▶ _REQUIREMENT_
Check each line of the listing, and copy it if it contains the word "Inventory".

▶ _RAW DATA_
%%

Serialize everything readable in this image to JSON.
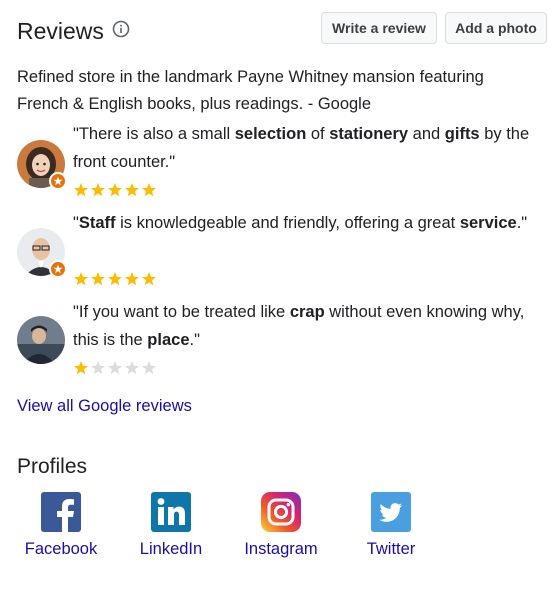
{
  "header": {
    "title": "Reviews",
    "write_review_label": "Write a review",
    "add_photo_label": "Add a photo",
    "info_icon": "info-circle-icon"
  },
  "description": "Refined store in the landmark Payne Whitney mansion featuring French & English books, plus readings. - Google",
  "reviews": [
    {
      "parts": [
        "\"There is also a small ",
        "selection",
        " of ",
        "stationery",
        " and ",
        "gifts",
        " by the front counter.\""
      ],
      "rating": 5,
      "avatar": "user-avatar-woman"
    },
    {
      "parts": [
        "\"",
        "Staff",
        " is knowledgeable and friendly, offering a great ",
        "service",
        ".\""
      ],
      "rating": 5,
      "avatar": "user-avatar-man-glasses"
    },
    {
      "parts": [
        "\"If you want to be treated like ",
        "crap",
        " without even knowing why, this is the ",
        "place",
        ".\""
      ],
      "rating": 1,
      "avatar": "user-avatar-man"
    }
  ],
  "view_all_label": "View all Google reviews",
  "profiles": {
    "title": "Profiles",
    "items": [
      {
        "label": "Facebook",
        "icon": "facebook-icon",
        "color": "#3b5998"
      },
      {
        "label": "LinkedIn",
        "icon": "linkedin-icon",
        "color": "#0e76a8"
      },
      {
        "label": "Instagram",
        "icon": "instagram-icon",
        "color": "#c13584"
      },
      {
        "label": "Twitter",
        "icon": "twitter-icon",
        "color": "#4a9fe0"
      }
    ]
  },
  "colors": {
    "star_filled": "#fbbc04",
    "star_empty": "#dadce0",
    "link": "#1a0dab",
    "badge": "#e8710a"
  }
}
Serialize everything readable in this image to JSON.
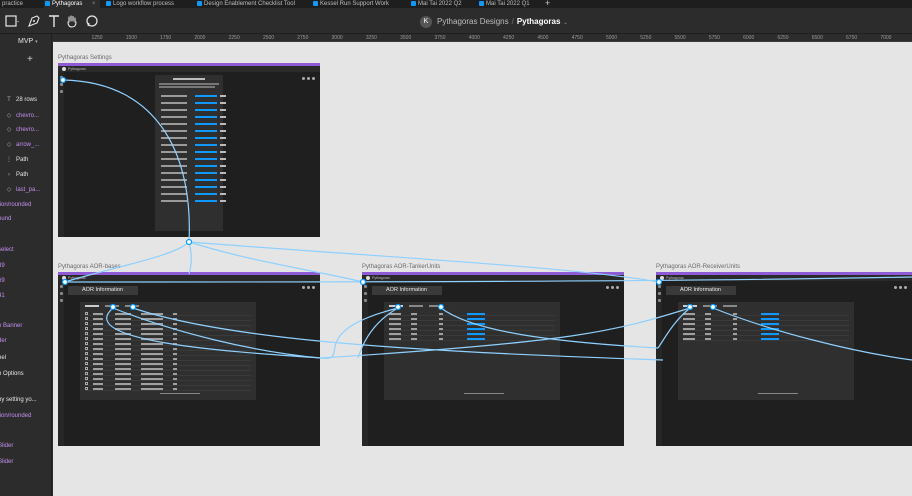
{
  "tabs": [
    {
      "label": "practice",
      "active": false
    },
    {
      "label": "Pythagoras",
      "active": true
    },
    {
      "label": "Logo workflow process",
      "active": false
    },
    {
      "label": "Design Enablement Checklist Tool",
      "active": false
    },
    {
      "label": "Kessel Run Support Work",
      "active": false
    },
    {
      "label": "Mai Tai 2022 Q2",
      "active": false
    },
    {
      "label": "Mai Tai 2022 Q1",
      "active": false
    }
  ],
  "toolbar": {
    "tool_icons": [
      "frame-icon",
      "pen-icon",
      "text-icon",
      "hand-icon",
      "comment-icon"
    ],
    "project_avatar": "K",
    "project_team": "Pythagoras Designs",
    "project_separator": "/",
    "project_file": "Pythagoras"
  },
  "left_panel": {
    "page_name": "MVP",
    "add_symbol": "+",
    "layers": [
      {
        "icon": "T",
        "label": "28 rows",
        "purple": false
      },
      {
        "icon": "◇",
        "label": "chevro...",
        "purple": true
      },
      {
        "icon": "◇",
        "label": "chevro...",
        "purple": true
      },
      {
        "icon": "◇",
        "label": "arrow_...",
        "purple": true
      },
      {
        "icon": "⋮",
        "label": "Path",
        "purple": false
      },
      {
        "icon": "›",
        "label": "Path",
        "purple": false
      },
      {
        "icon": "◇",
        "label": "last_pa...",
        "purple": true
      },
      {
        "icon": "",
        "label": "tion/rounded",
        "purple": true
      },
      {
        "icon": "",
        "label": "ound",
        "purple": true
      },
      {
        "icon": "",
        "label": "select",
        "purple": true
      },
      {
        "icon": "",
        "label": "39",
        "purple": true
      },
      {
        "icon": "",
        "label": "69",
        "purple": true
      },
      {
        "icon": "",
        "label": "41",
        "purple": true
      },
      {
        "icon": "",
        "label": "n Banner",
        "purple": true
      },
      {
        "icon": "",
        "label": "der",
        "purple": true
      },
      {
        "icon": "",
        "label": "nel",
        "purple": false
      },
      {
        "icon": "",
        "label": "n Options",
        "purple": false
      },
      {
        "icon": "",
        "label": "by setting yo...",
        "purple": false
      },
      {
        "icon": "",
        "label": "tion/rounded",
        "purple": true
      },
      {
        "icon": "",
        "label": "Slider",
        "purple": true
      },
      {
        "icon": "",
        "label": "Slider",
        "purple": true
      }
    ]
  },
  "ruler_top": [
    "1250",
    "1500",
    "1750",
    "2000",
    "2250",
    "2500",
    "2750",
    "3000",
    "3250",
    "3500",
    "3750",
    "4000",
    "4250",
    "4500",
    "4750",
    "5000",
    "5250",
    "5500",
    "5750",
    "6000",
    "6250",
    "6500",
    "6750",
    "7000",
    "7250"
  ],
  "ruler_left": [
    "3000",
    "3250",
    "3500",
    "3750",
    "4000",
    "4250",
    "4500",
    "4750",
    "5000",
    "5250",
    "5500"
  ],
  "frames": {
    "settings": {
      "label": "Pythagoras Settings",
      "app_name": "Pythagoras"
    },
    "aor_bases": {
      "label": "Pythagoras AOR-bases",
      "title": "AOR Information",
      "app_name": "Pythagoras"
    },
    "aor_tanker": {
      "label": "Pythagoras AOR-TankerUnits",
      "title": "AOR Information",
      "app_name": "Pythagoras"
    },
    "aor_receiver": {
      "label": "Pythagoras AOR-ReceiverUnits",
      "title": "AOR Information",
      "app_name": "Pythagoras"
    }
  },
  "colors": {
    "canvas": "#e5e5e5",
    "connector": "#8fd0ff",
    "frame_accent": "#8e5bd6",
    "node": "#0d99ff"
  }
}
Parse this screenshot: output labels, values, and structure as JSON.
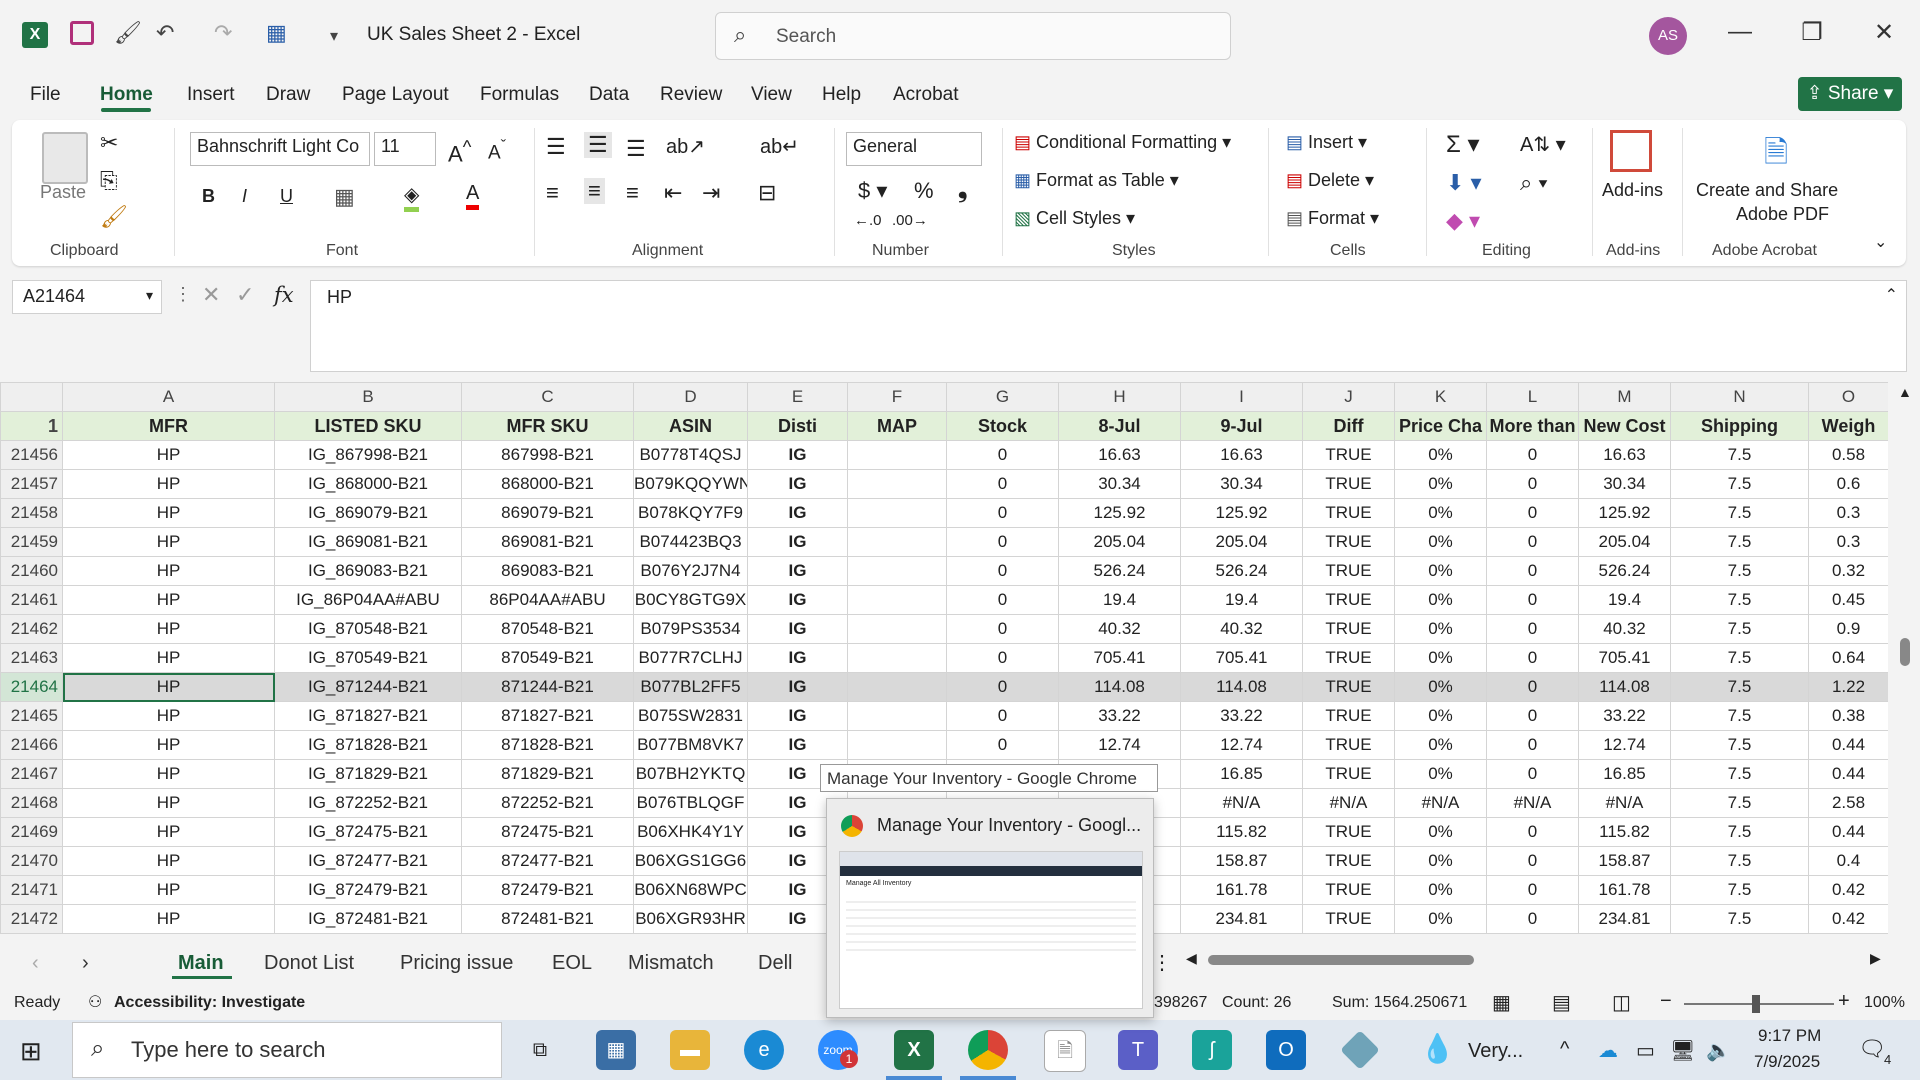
{
  "app": {
    "title": "UK Sales Sheet 2  -  Excel",
    "search_placeholder": "Search",
    "avatar": "AS",
    "share": "Share"
  },
  "menu": [
    "File",
    "Home",
    "Insert",
    "Draw",
    "Page Layout",
    "Formulas",
    "Data",
    "Review",
    "View",
    "Help",
    "Acrobat"
  ],
  "ribbon": {
    "clipboard": {
      "label": "Clipboard",
      "paste": "Paste"
    },
    "font": {
      "label": "Font",
      "family": "Bahnschrift Light Co",
      "size": "11"
    },
    "alignment": {
      "label": "Alignment"
    },
    "number": {
      "label": "Number",
      "format": "General"
    },
    "styles": {
      "label": "Styles",
      "conditional": "Conditional Formatting",
      "table": "Format as Table",
      "cell_styles": "Cell Styles"
    },
    "cells": {
      "label": "Cells",
      "insert": "Insert",
      "delete": "Delete",
      "format": "Format"
    },
    "editing": {
      "label": "Editing"
    },
    "addins": {
      "label": "Add-ins",
      "button": "Add-ins"
    },
    "acrobat": {
      "label": "Adobe Acrobat",
      "button_line1": "Create and Share",
      "button_line2": "Adobe PDF"
    }
  },
  "formula_bar": {
    "name_box": "A21464",
    "fx": "fx",
    "value": "HP"
  },
  "grid": {
    "columns": [
      "A",
      "B",
      "C",
      "D",
      "E",
      "F",
      "G",
      "H",
      "I",
      "J",
      "K",
      "L",
      "M",
      "N",
      "O"
    ],
    "header_row": {
      "num": "1",
      "cells": [
        "MFR",
        "LISTED SKU",
        "MFR SKU",
        "ASIN",
        "Disti",
        "MAP",
        "Stock",
        "8-Jul",
        "9-Jul",
        "Diff",
        "Price Cha",
        "More than",
        "New Cost",
        "Shipping",
        "Weigh"
      ]
    },
    "rows": [
      {
        "num": "21456",
        "cells": [
          "HP",
          "IG_867998-B21",
          "867998-B21",
          "B0778T4QSJ",
          "IG",
          "",
          "0",
          "16.63",
          "16.63",
          "TRUE",
          "0%",
          "0",
          "16.63",
          "7.5",
          "0.58"
        ]
      },
      {
        "num": "21457",
        "cells": [
          "HP",
          "IG_868000-B21",
          "868000-B21",
          "B079KQQYWN",
          "IG",
          "",
          "0",
          "30.34",
          "30.34",
          "TRUE",
          "0%",
          "0",
          "30.34",
          "7.5",
          "0.6"
        ]
      },
      {
        "num": "21458",
        "cells": [
          "HP",
          "IG_869079-B21",
          "869079-B21",
          "B078KQY7F9",
          "IG",
          "",
          "0",
          "125.92",
          "125.92",
          "TRUE",
          "0%",
          "0",
          "125.92",
          "7.5",
          "0.3"
        ]
      },
      {
        "num": "21459",
        "cells": [
          "HP",
          "IG_869081-B21",
          "869081-B21",
          "B074423BQ3",
          "IG",
          "",
          "0",
          "205.04",
          "205.04",
          "TRUE",
          "0%",
          "0",
          "205.04",
          "7.5",
          "0.3"
        ]
      },
      {
        "num": "21460",
        "cells": [
          "HP",
          "IG_869083-B21",
          "869083-B21",
          "B076Y2J7N4",
          "IG",
          "",
          "0",
          "526.24",
          "526.24",
          "TRUE",
          "0%",
          "0",
          "526.24",
          "7.5",
          "0.32"
        ]
      },
      {
        "num": "21461",
        "cells": [
          "HP",
          "IG_86P04AA#ABU",
          "86P04AA#ABU",
          "B0CY8GTG9X",
          "IG",
          "",
          "0",
          "19.4",
          "19.4",
          "TRUE",
          "0%",
          "0",
          "19.4",
          "7.5",
          "0.45"
        ]
      },
      {
        "num": "21462",
        "cells": [
          "HP",
          "IG_870548-B21",
          "870548-B21",
          "B079PS3534",
          "IG",
          "",
          "0",
          "40.32",
          "40.32",
          "TRUE",
          "0%",
          "0",
          "40.32",
          "7.5",
          "0.9"
        ]
      },
      {
        "num": "21463",
        "cells": [
          "HP",
          "IG_870549-B21",
          "870549-B21",
          "B077R7CLHJ",
          "IG",
          "",
          "0",
          "705.41",
          "705.41",
          "TRUE",
          "0%",
          "0",
          "705.41",
          "7.5",
          "0.64"
        ]
      },
      {
        "num": "21464",
        "sel": true,
        "cells": [
          "HP",
          "IG_871244-B21",
          "871244-B21",
          "B077BL2FF5",
          "IG",
          "",
          "0",
          "114.08",
          "114.08",
          "TRUE",
          "0%",
          "0",
          "114.08",
          "7.5",
          "1.22"
        ]
      },
      {
        "num": "21465",
        "cells": [
          "HP",
          "IG_871827-B21",
          "871827-B21",
          "B075SW2831",
          "IG",
          "",
          "0",
          "33.22",
          "33.22",
          "TRUE",
          "0%",
          "0",
          "33.22",
          "7.5",
          "0.38"
        ]
      },
      {
        "num": "21466",
        "cells": [
          "HP",
          "IG_871828-B21",
          "871828-B21",
          "B077BM8VK7",
          "IG",
          "",
          "0",
          "12.74",
          "12.74",
          "TRUE",
          "0%",
          "0",
          "12.74",
          "7.5",
          "0.44"
        ]
      },
      {
        "num": "21467",
        "cells": [
          "HP",
          "IG_871829-B21",
          "871829-B21",
          "B07BH2YKTQ",
          "IG",
          "",
          "",
          "",
          "16.85",
          "TRUE",
          "0%",
          "0",
          "16.85",
          "7.5",
          "0.44"
        ]
      },
      {
        "num": "21468",
        "cells": [
          "HP",
          "IG_872252-B21",
          "872252-B21",
          "B076TBLQGF",
          "IG",
          "",
          "",
          "",
          "#N/A",
          "#N/A",
          "#N/A",
          "#N/A",
          "#N/A",
          "7.5",
          "2.58"
        ]
      },
      {
        "num": "21469",
        "cells": [
          "HP",
          "IG_872475-B21",
          "872475-B21",
          "B06XHK4Y1Y",
          "IG",
          "",
          "",
          "",
          "115.82",
          "TRUE",
          "0%",
          "0",
          "115.82",
          "7.5",
          "0.44"
        ]
      },
      {
        "num": "21470",
        "cells": [
          "HP",
          "IG_872477-B21",
          "872477-B21",
          "B06XGS1GG6",
          "IG",
          "",
          "",
          "",
          "158.87",
          "TRUE",
          "0%",
          "0",
          "158.87",
          "7.5",
          "0.4"
        ]
      },
      {
        "num": "21471",
        "cells": [
          "HP",
          "IG_872479-B21",
          "872479-B21",
          "B06XN68WPC",
          "IG",
          "",
          "",
          "",
          "161.78",
          "TRUE",
          "0%",
          "0",
          "161.78",
          "7.5",
          "0.42"
        ]
      },
      {
        "num": "21472",
        "cells": [
          "HP",
          "IG_872481-B21",
          "872481-B21",
          "B06XGR93HR",
          "IG",
          "",
          "",
          "",
          "234.81",
          "TRUE",
          "0%",
          "0",
          "234.81",
          "7.5",
          "0.42"
        ]
      }
    ]
  },
  "sheet_tabs": [
    "Main",
    "Donot List",
    "Pricing issue",
    "EOL",
    "Mismatch",
    "Dell"
  ],
  "status": {
    "ready": "Ready",
    "accessibility": "Accessibility: Investigate",
    "average": "398267",
    "count": "Count: 26",
    "sum": "Sum: 1564.250671",
    "zoom": "100%"
  },
  "tooltip": "Manage Your Inventory - Google Chrome",
  "preview": {
    "title": "Manage Your Inventory - Googl...",
    "thumb_heading": "Manage All Inventory"
  },
  "taskbar": {
    "search_placeholder": "Type here to search",
    "weather": "Very...",
    "time": "9:17 PM",
    "date": "7/9/2025",
    "notif": "4",
    "outlook_badge": "1"
  }
}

%%

▶ _TASK ANSWER_
  "tooltip": "Manage Your Inventory - Google Chrome",
    "title": "Manage Your Inventory - Googl...",
    "thumb_heading": "Manage All Inventory"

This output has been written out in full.